* _WRITTEN PROBLEM_:
Each entry below should be echoed exactly, with pictures omitted.

++++

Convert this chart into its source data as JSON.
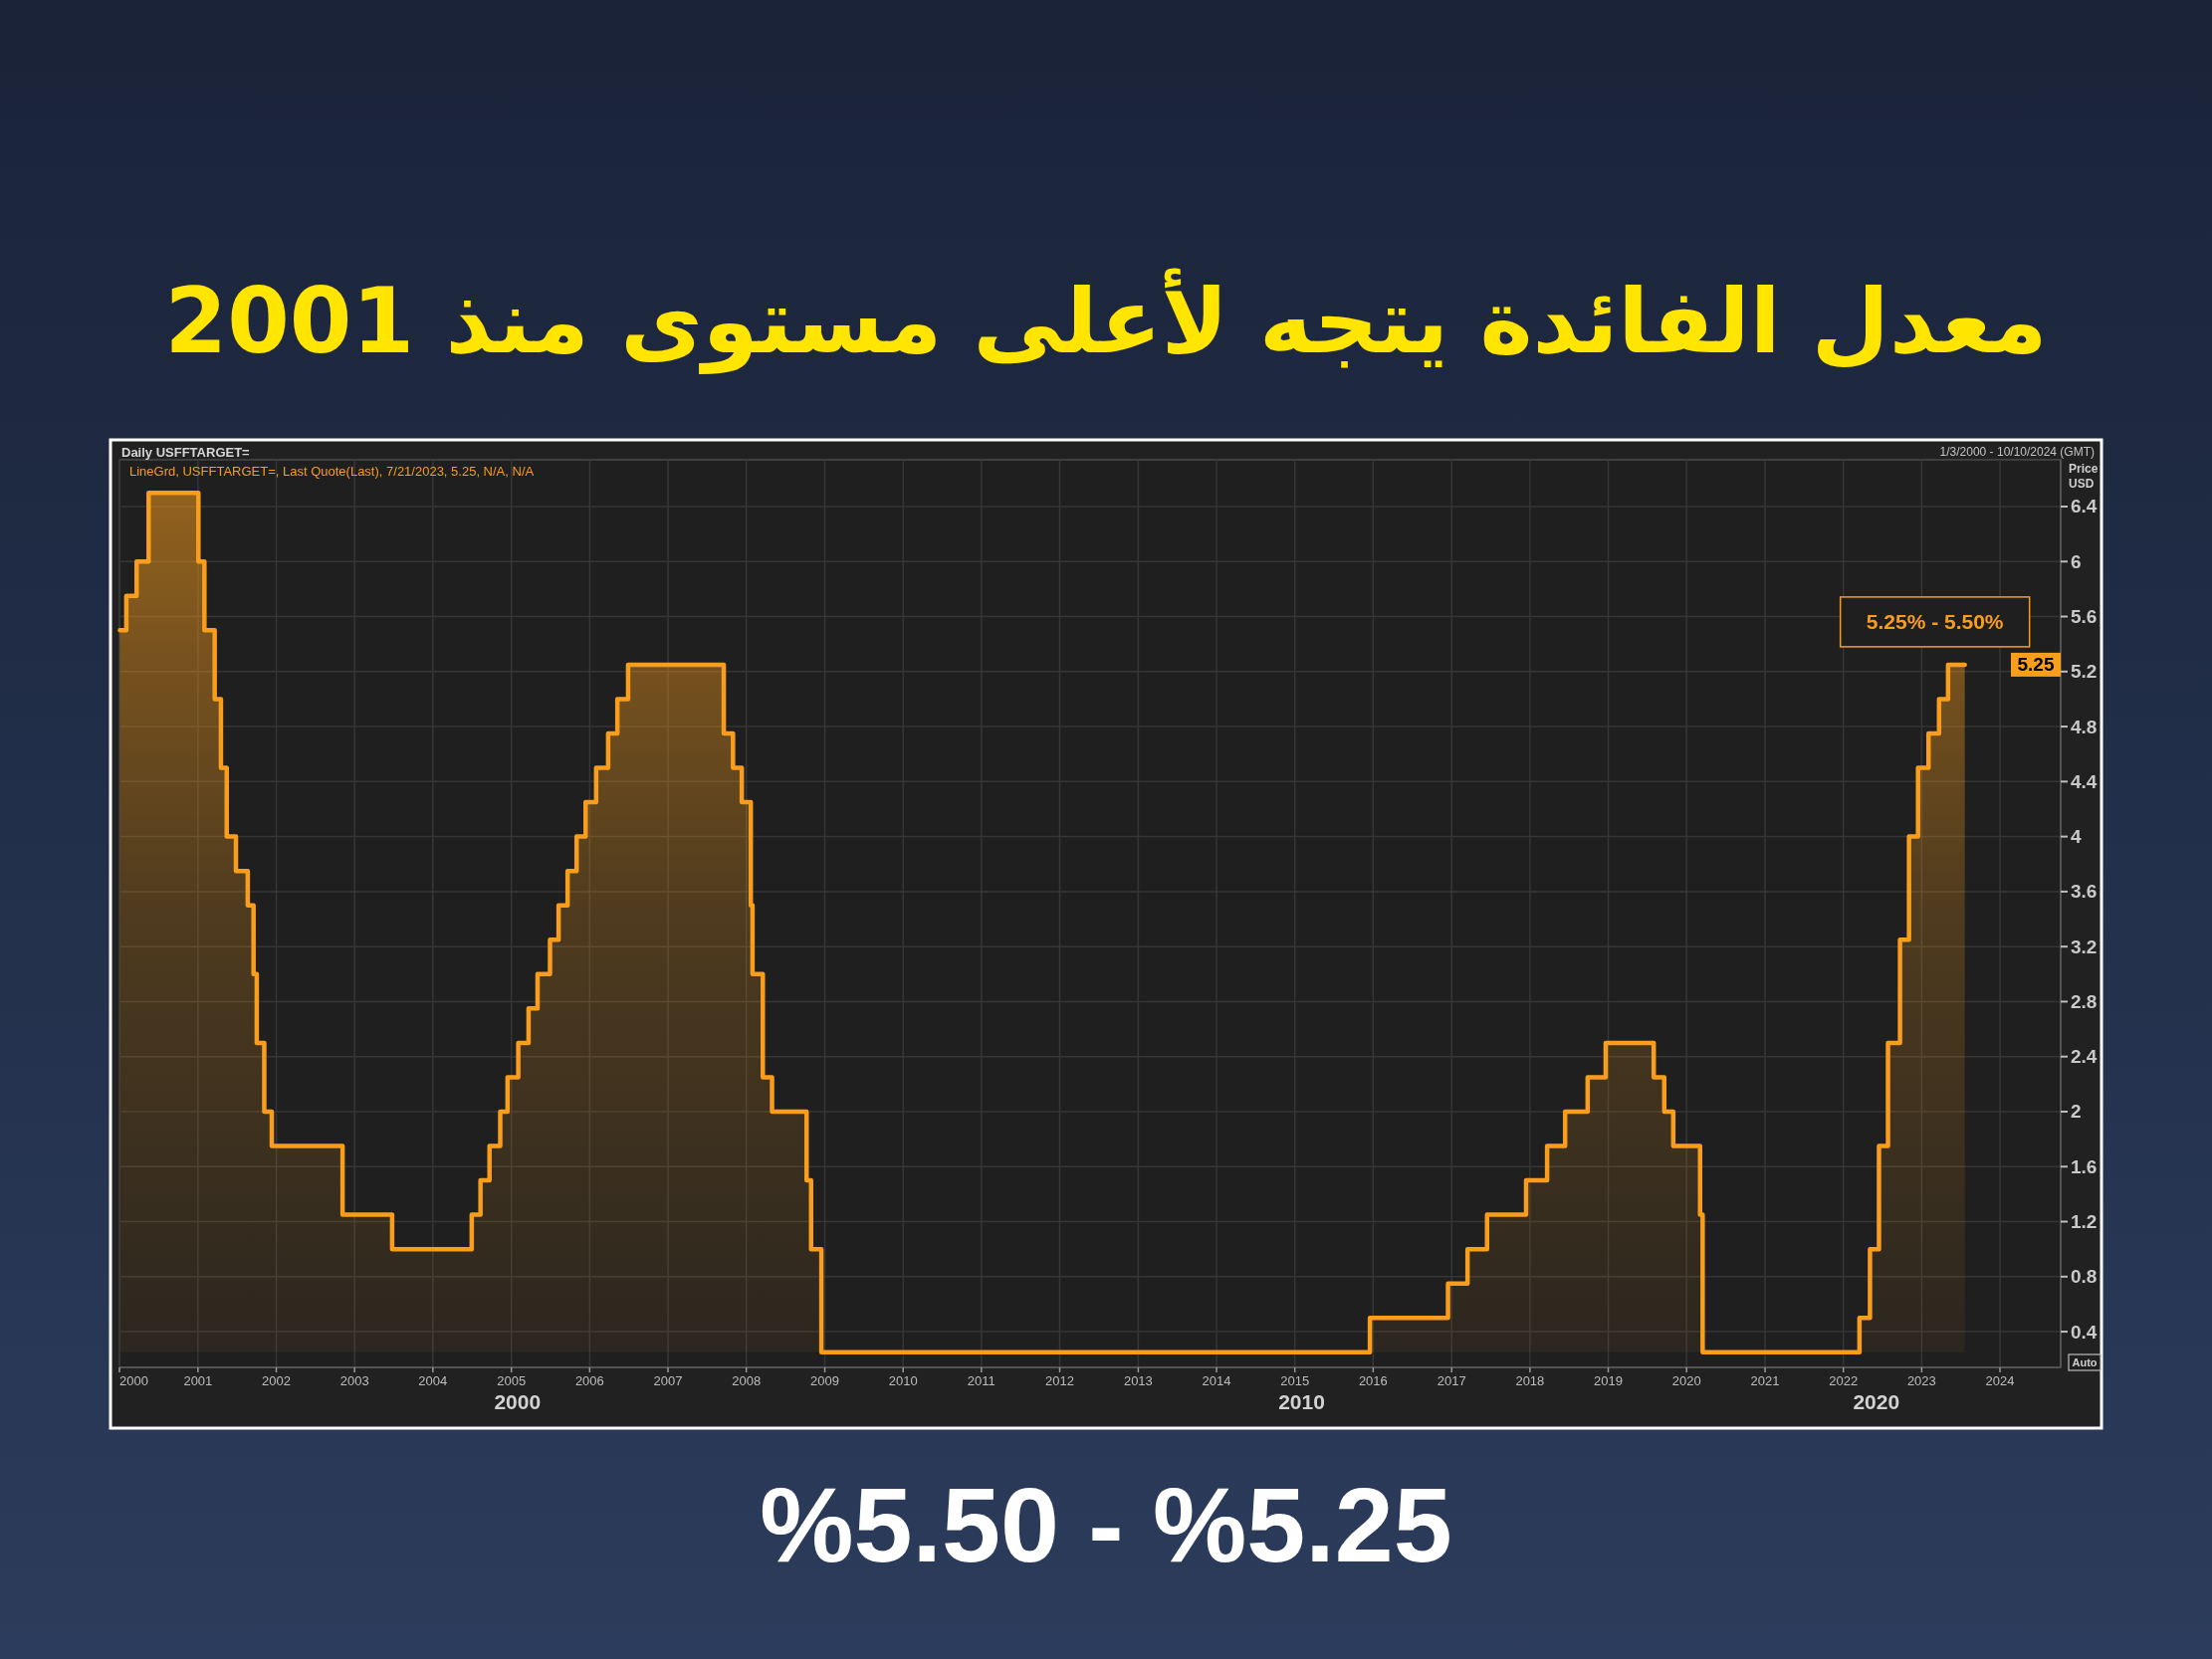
{
  "chart_data": {
    "type": "step",
    "title": "معدل الفائدة يتجه لأعلى مستوى منذ 2001",
    "ylabel": "Price USD",
    "legend": "top left",
    "grid": true,
    "xlim": [
      "2000-01-01",
      "2024-10-10"
    ],
    "xticks": [
      "2000",
      "2001",
      "2002",
      "2003",
      "2004",
      "2005",
      "2006",
      "2007",
      "2008",
      "2009",
      "2010",
      "2011",
      "2012",
      "2013",
      "2014",
      "2015",
      "2016",
      "2017",
      "2018",
      "2019",
      "2020",
      "2021",
      "2022",
      "2023",
      "2024"
    ],
    "ylim": [
      0.14,
      6.74
    ],
    "yticks": [
      0.4,
      0.8,
      1.2,
      1.6,
      2,
      2.4,
      2.8,
      3.2,
      3.6,
      4,
      4.4,
      4.8,
      5.2,
      5.6,
      6,
      6.4
    ],
    "series": [
      {
        "name": "LineGrd, USFFTARGET=, Last Quote(Last), 7/21/2023, 5.25, N/A, N/A",
        "color": "#f99d1c",
        "x": [
          "2000-01-03",
          "2000-02-02",
          "2000-03-21",
          "2000-05-16",
          "2001-01-03",
          "2001-01-31",
          "2001-03-20",
          "2001-04-18",
          "2001-05-15",
          "2001-06-27",
          "2001-08-21",
          "2001-09-17",
          "2001-10-02",
          "2001-11-06",
          "2001-12-11",
          "2002-11-06",
          "2003-06-25",
          "2004-06-30",
          "2004-08-10",
          "2004-09-21",
          "2004-11-10",
          "2004-12-14",
          "2005-02-02",
          "2005-03-22",
          "2005-05-03",
          "2005-06-30",
          "2005-08-09",
          "2005-09-20",
          "2005-11-01",
          "2005-12-13",
          "2006-01-31",
          "2006-03-28",
          "2006-05-10",
          "2006-06-29",
          "2007-09-18",
          "2007-10-31",
          "2007-12-11",
          "2008-01-22",
          "2008-01-30",
          "2008-03-18",
          "2008-04-30",
          "2008-10-08",
          "2008-10-29",
          "2008-12-16",
          "2015-12-17",
          "2016-12-15",
          "2017-03-16",
          "2017-06-15",
          "2017-12-14",
          "2018-03-22",
          "2018-06-14",
          "2018-09-27",
          "2018-12-20",
          "2019-08-01",
          "2019-09-19",
          "2019-10-31",
          "2020-03-04",
          "2020-03-16",
          "2022-03-17",
          "2022-05-05",
          "2022-06-16",
          "2022-07-28",
          "2022-09-22",
          "2022-11-03",
          "2022-12-15",
          "2023-02-02",
          "2023-03-23",
          "2023-05-04",
          "2023-07-21"
        ],
        "values": [
          5.5,
          5.75,
          6,
          6.5,
          6,
          5.5,
          5,
          4.5,
          4,
          3.75,
          3.5,
          3,
          2.5,
          2,
          1.75,
          1.25,
          1,
          1.25,
          1.5,
          1.75,
          2,
          2.25,
          2.5,
          2.75,
          3,
          3.25,
          3.5,
          3.75,
          4,
          4.25,
          4.5,
          4.75,
          5,
          5.25,
          4.75,
          4.5,
          4.25,
          3.5,
          3,
          2.25,
          2,
          1.5,
          1,
          0.25,
          0.5,
          0.75,
          1,
          1.25,
          1.5,
          1.75,
          2,
          2.25,
          2.5,
          2.25,
          2,
          1.75,
          1.25,
          0.25,
          0.5,
          1,
          1.75,
          2.5,
          3.25,
          4,
          4.5,
          4.75,
          5,
          5.25,
          5.25
        ]
      }
    ],
    "annotations": [
      "Daily USFFTARGET=",
      "1/3/2000 - 10/10/2024 (GMT)",
      {
        "text": "5.25% - 5.50%",
        "x": "2023-07-21",
        "y": 5.25
      },
      "5.25",
      "2000",
      "2010",
      "2020",
      "Auto",
      "%5.50 - %5.25"
    ]
  }
}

++++

* _RESULT OF THE EXERCISE_:
Convert this chart into its source data as JSON.
{
  "chart_data": {
    "type": "step",
    "title": "معدل الفائدة يتجه لأعلى مستوى منذ 2001",
    "ylabel": "Price USD",
    "legend": "top left",
    "grid": true,
    "xlim": [
      "2000-01-01",
      "2024-10-10"
    ],
    "xticks": [
      "2000",
      "2001",
      "2002",
      "2003",
      "2004",
      "2005",
      "2006",
      "2007",
      "2008",
      "2009",
      "2010",
      "2011",
      "2012",
      "2013",
      "2014",
      "2015",
      "2016",
      "2017",
      "2018",
      "2019",
      "2020",
      "2021",
      "2022",
      "2023",
      "2024"
    ],
    "ylim": [
      0.14,
      6.74
    ],
    "yticks": [
      0.4,
      0.8,
      1.2,
      1.6,
      2,
      2.4,
      2.8,
      3.2,
      3.6,
      4,
      4.4,
      4.8,
      5.2,
      5.6,
      6,
      6.4
    ],
    "series": [
      {
        "name": "LineGrd, USFFTARGET=, Last Quote(Last), 7/21/2023, 5.25, N/A, N/A",
        "color": "#f99d1c",
        "x": [
          "2000-01-03",
          "2000-02-02",
          "2000-03-21",
          "2000-05-16",
          "2001-01-03",
          "2001-01-31",
          "2001-03-20",
          "2001-04-18",
          "2001-05-15",
          "2001-06-27",
          "2001-08-21",
          "2001-09-17",
          "2001-10-02",
          "2001-11-06",
          "2001-12-11",
          "2002-11-06",
          "2003-06-25",
          "2004-06-30",
          "2004-08-10",
          "2004-09-21",
          "2004-11-10",
          "2004-12-14",
          "2005-02-02",
          "2005-03-22",
          "2005-05-03",
          "2005-06-30",
          "2005-08-09",
          "2005-09-20",
          "2005-11-01",
          "2005-12-13",
          "2006-01-31",
          "2006-03-28",
          "2006-05-10",
          "2006-06-29",
          "2007-09-18",
          "2007-10-31",
          "2007-12-11",
          "2008-01-22",
          "2008-01-30",
          "2008-03-18",
          "2008-04-30",
          "2008-10-08",
          "2008-10-29",
          "2008-12-16",
          "2015-12-17",
          "2016-12-15",
          "2017-03-16",
          "2017-06-15",
          "2017-12-14",
          "2018-03-22",
          "2018-06-14",
          "2018-09-27",
          "2018-12-20",
          "2019-08-01",
          "2019-09-19",
          "2019-10-31",
          "2020-03-04",
          "2020-03-16",
          "2022-03-17",
          "2022-05-05",
          "2022-06-16",
          "2022-07-28",
          "2022-09-22",
          "2022-11-03",
          "2022-12-15",
          "2023-02-02",
          "2023-03-23",
          "2023-05-04",
          "2023-07-21"
        ],
        "values": [
          5.5,
          5.75,
          6,
          6.5,
          6,
          5.5,
          5,
          4.5,
          4,
          3.75,
          3.5,
          3,
          2.5,
          2,
          1.75,
          1.25,
          1,
          1.25,
          1.5,
          1.75,
          2,
          2.25,
          2.5,
          2.75,
          3,
          3.25,
          3.5,
          3.75,
          4,
          4.25,
          4.5,
          4.75,
          5,
          5.25,
          4.75,
          4.5,
          4.25,
          3.5,
          3,
          2.25,
          2,
          1.5,
          1,
          0.25,
          0.5,
          0.75,
          1,
          1.25,
          1.5,
          1.75,
          2,
          2.25,
          2.5,
          2.25,
          2,
          1.75,
          1.25,
          0.25,
          0.5,
          1,
          1.75,
          2.5,
          3.25,
          4,
          4.5,
          4.75,
          5,
          5.25,
          5.25
        ]
      }
    ],
    "annotations": [
      "Daily USFFTARGET=",
      "1/3/2000 - 10/10/2024 (GMT)",
      {
        "text": "5.25% - 5.50%",
        "x": "2023-07-21",
        "y": 5.25
      },
      "5.25",
      "2000",
      "2010",
      "2020",
      "Auto",
      "%5.50 - %5.25"
    ]
  }
}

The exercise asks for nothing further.